### EXERCISE BRIEF
Exactly reproduce the lines from the one holding "Output the text content of this document." through the final line of the listing below, with both ends included and nothing else.

### Dataset entries
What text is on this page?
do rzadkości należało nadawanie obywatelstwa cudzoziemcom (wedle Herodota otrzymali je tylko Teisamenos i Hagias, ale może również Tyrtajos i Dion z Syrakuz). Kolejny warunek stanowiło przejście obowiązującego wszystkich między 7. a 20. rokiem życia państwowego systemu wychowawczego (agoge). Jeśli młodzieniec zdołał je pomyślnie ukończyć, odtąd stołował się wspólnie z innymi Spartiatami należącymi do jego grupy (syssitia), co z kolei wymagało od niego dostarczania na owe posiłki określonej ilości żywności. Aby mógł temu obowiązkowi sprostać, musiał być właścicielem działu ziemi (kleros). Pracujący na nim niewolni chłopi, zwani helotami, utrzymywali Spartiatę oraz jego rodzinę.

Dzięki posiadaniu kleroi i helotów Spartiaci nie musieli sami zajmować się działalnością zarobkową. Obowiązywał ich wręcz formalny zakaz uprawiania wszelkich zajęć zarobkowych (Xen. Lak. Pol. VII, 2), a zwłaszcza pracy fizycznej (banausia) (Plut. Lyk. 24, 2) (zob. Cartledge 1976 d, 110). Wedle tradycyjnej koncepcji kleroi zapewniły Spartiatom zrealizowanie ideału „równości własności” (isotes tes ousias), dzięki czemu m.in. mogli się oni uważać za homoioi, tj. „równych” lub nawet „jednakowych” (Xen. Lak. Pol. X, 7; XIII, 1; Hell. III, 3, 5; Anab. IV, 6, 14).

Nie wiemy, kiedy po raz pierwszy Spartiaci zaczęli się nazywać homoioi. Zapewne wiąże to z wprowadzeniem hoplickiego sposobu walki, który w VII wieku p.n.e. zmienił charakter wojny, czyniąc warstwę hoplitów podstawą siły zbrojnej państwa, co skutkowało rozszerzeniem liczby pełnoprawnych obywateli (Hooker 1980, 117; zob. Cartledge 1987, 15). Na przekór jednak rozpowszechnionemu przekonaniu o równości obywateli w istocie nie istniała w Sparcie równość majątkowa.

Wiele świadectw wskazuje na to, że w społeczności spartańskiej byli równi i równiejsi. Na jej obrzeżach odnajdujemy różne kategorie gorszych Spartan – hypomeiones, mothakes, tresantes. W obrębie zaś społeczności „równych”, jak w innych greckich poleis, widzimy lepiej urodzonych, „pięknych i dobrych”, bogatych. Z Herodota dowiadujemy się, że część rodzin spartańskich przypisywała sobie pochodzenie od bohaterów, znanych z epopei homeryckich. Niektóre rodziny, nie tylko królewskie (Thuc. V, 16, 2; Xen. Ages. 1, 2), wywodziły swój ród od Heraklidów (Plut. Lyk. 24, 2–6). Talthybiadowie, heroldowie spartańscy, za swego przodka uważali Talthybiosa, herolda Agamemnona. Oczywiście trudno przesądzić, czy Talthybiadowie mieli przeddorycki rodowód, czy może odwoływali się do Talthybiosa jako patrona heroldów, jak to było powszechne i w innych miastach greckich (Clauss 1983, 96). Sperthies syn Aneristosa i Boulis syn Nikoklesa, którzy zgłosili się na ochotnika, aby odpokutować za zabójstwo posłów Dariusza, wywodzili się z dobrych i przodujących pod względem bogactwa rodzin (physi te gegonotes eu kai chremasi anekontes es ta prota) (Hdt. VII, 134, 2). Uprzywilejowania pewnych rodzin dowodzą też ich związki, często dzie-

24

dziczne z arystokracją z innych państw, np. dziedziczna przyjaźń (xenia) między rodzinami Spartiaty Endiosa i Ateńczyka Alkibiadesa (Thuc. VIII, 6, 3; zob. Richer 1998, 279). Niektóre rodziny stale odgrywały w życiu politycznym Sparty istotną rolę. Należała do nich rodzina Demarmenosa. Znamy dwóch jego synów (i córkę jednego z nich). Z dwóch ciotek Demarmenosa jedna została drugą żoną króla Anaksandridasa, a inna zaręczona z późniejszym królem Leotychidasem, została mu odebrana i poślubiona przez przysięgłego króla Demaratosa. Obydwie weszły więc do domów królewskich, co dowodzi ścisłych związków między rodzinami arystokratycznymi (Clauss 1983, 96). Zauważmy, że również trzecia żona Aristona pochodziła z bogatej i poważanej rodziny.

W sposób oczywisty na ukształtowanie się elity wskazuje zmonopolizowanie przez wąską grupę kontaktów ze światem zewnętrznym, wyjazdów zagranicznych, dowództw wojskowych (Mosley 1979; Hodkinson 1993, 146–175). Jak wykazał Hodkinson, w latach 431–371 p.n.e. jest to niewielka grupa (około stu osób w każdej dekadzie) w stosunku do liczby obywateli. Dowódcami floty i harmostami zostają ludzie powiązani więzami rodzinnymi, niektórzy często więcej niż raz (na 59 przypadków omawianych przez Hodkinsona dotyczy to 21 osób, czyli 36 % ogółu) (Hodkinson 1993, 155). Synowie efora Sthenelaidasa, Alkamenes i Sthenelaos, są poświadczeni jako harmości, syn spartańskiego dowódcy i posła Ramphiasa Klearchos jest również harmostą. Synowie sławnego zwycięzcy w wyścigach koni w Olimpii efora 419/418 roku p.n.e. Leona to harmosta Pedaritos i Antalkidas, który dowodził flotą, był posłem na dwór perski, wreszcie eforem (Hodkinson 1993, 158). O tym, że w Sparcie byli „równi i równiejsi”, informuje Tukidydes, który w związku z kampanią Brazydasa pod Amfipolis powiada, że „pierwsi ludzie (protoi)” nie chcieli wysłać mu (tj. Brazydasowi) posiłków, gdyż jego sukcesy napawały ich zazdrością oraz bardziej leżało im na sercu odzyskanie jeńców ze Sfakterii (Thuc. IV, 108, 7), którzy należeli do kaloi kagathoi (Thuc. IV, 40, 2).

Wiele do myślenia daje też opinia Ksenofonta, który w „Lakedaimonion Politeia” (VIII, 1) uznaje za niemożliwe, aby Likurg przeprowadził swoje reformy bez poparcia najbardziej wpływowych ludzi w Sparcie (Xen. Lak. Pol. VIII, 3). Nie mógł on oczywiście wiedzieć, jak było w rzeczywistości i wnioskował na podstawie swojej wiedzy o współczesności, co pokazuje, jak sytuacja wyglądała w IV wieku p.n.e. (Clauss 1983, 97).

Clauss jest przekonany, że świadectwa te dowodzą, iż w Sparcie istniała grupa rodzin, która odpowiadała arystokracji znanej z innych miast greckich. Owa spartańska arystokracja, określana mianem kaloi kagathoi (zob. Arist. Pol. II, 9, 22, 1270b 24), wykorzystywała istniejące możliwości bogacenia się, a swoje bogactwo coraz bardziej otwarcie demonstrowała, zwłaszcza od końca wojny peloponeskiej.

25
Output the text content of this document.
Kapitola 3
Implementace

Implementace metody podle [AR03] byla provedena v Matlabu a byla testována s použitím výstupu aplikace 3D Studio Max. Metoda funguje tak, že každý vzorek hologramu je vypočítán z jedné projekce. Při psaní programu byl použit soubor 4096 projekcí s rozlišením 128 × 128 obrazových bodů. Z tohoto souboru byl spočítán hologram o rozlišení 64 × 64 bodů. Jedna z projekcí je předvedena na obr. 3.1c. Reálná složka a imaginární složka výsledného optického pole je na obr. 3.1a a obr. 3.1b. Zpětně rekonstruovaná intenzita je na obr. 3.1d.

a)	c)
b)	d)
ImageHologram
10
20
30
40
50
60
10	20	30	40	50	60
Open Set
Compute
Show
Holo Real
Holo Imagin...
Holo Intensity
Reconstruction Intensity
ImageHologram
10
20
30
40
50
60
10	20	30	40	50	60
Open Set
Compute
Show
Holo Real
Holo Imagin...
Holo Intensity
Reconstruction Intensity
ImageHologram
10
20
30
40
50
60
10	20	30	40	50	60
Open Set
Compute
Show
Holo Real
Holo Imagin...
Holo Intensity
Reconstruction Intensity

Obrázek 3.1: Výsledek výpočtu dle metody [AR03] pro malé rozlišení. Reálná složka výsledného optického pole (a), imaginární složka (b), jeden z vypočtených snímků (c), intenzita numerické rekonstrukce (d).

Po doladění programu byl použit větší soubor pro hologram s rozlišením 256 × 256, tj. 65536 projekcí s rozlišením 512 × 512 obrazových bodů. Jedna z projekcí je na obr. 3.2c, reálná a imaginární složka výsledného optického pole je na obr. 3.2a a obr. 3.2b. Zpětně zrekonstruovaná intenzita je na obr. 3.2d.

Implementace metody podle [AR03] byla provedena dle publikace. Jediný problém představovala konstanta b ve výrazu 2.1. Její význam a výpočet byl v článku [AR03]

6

### FULL SOLUTION
Output the text content of this document.
Kapitola 3
Implementace

Implementace metody podle [AR03] byla provedena v Matlabu a byla testována s použitím výstupu aplikace 3D Studio Max. Metoda funguje tak, že každý vzorek hologramu je vypočítán z jedné projekce. Při psaní programu byl použit soubor 4096 projekcí s rozlišením 128 × 128 obrazových bodů. Z tohoto souboru byl spočítán hologram o rozlišení 64 × 64 bodů. Jedna z projekcí je předvedena na obr. 3.1c. Reálná složka a imaginární složka výsledného optického pole je na obr. 3.1a a obr. 3.1b. Zpětně rekonstruovaná intenzita je na obr. 3.1d.

a)	c)
b)	d)
ImageHologram
10
20
30
40
50
60
10	20	30	40	50	60
Open Set
Compute
Show
Holo Real
Holo Imagin...
Holo Intensity
Reconstruction Intensity
ImageHologram
10
20
30
40
50
60
10	20	30	40	50	60
Open Set
Compute
Show
Holo Real
Holo Imagin...
Holo Intensity
Reconstruction Intensity
ImageHologram
10
20
30
40
50
60
10	20	30	40	50	60
Open Set
Compute
Show
Holo Real
Holo Imagin...
Holo Intensity
Reconstruction Intensity

Obrázek 3.1: Výsledek výpočtu dle metody [AR03] pro malé rozlišení. Reálná složka výsledného optického pole (a), imaginární složka (b), jeden z vypočtených snímků (c), intenzita numerické rekonstrukce (d).

Po doladění programu byl použit větší soubor pro hologram s rozlišením 256 × 256, tj. 65536 projekcí s rozlišením 512 × 512 obrazových bodů. Jedna z projekcí je na obr. 3.2c, reálná a imaginární složka výsledného optického pole je na obr. 3.2a a obr. 3.2b. Zpětně zrekonstruovaná intenzita je na obr. 3.2d.

Implementace metody podle [AR03] byla provedena dle publikace. Jediný problém představovala konstanta b ve výrazu 2.1. Její význam a výpočet byl v článku [AR03]

6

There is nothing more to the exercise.